AIM OF THE EXERCISE: Out of the lines below, please list those that hold the string "十番锣鼓".

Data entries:
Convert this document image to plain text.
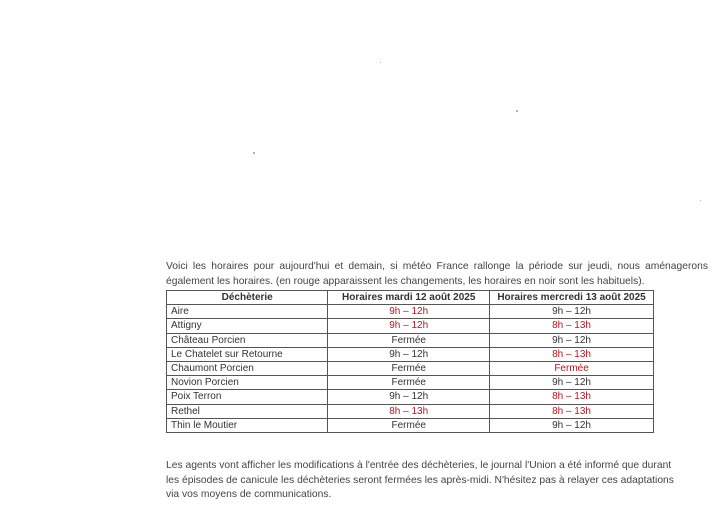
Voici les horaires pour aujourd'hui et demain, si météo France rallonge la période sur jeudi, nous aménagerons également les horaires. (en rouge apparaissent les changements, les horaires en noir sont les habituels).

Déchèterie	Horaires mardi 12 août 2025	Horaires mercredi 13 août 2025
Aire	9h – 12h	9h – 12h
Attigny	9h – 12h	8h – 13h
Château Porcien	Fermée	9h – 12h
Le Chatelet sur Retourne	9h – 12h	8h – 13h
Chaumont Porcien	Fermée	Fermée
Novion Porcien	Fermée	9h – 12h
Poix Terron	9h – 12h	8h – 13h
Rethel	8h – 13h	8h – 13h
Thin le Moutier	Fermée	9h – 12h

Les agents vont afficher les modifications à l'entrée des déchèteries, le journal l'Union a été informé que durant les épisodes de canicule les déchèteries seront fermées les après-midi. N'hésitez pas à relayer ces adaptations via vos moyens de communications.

---

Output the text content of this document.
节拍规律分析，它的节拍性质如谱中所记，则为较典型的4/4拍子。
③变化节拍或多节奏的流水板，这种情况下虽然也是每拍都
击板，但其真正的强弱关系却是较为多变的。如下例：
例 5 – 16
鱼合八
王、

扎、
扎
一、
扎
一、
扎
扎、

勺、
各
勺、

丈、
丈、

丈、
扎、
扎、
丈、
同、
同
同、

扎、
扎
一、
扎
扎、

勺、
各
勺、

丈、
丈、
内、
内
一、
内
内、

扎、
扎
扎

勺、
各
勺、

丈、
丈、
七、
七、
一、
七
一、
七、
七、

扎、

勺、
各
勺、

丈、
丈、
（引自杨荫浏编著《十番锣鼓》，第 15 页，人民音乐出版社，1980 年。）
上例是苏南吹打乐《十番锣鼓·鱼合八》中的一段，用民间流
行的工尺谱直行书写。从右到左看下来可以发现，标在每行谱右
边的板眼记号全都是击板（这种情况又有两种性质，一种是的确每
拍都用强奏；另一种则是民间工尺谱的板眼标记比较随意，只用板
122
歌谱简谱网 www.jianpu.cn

FINISHED ANSWER:
（引自杨荫浏编著《十番锣鼓》，第 15 页，人民音乐出版社，1980 年。）
上例是苏南吹打乐《十番锣鼓·鱼合八》中的一段，用民间流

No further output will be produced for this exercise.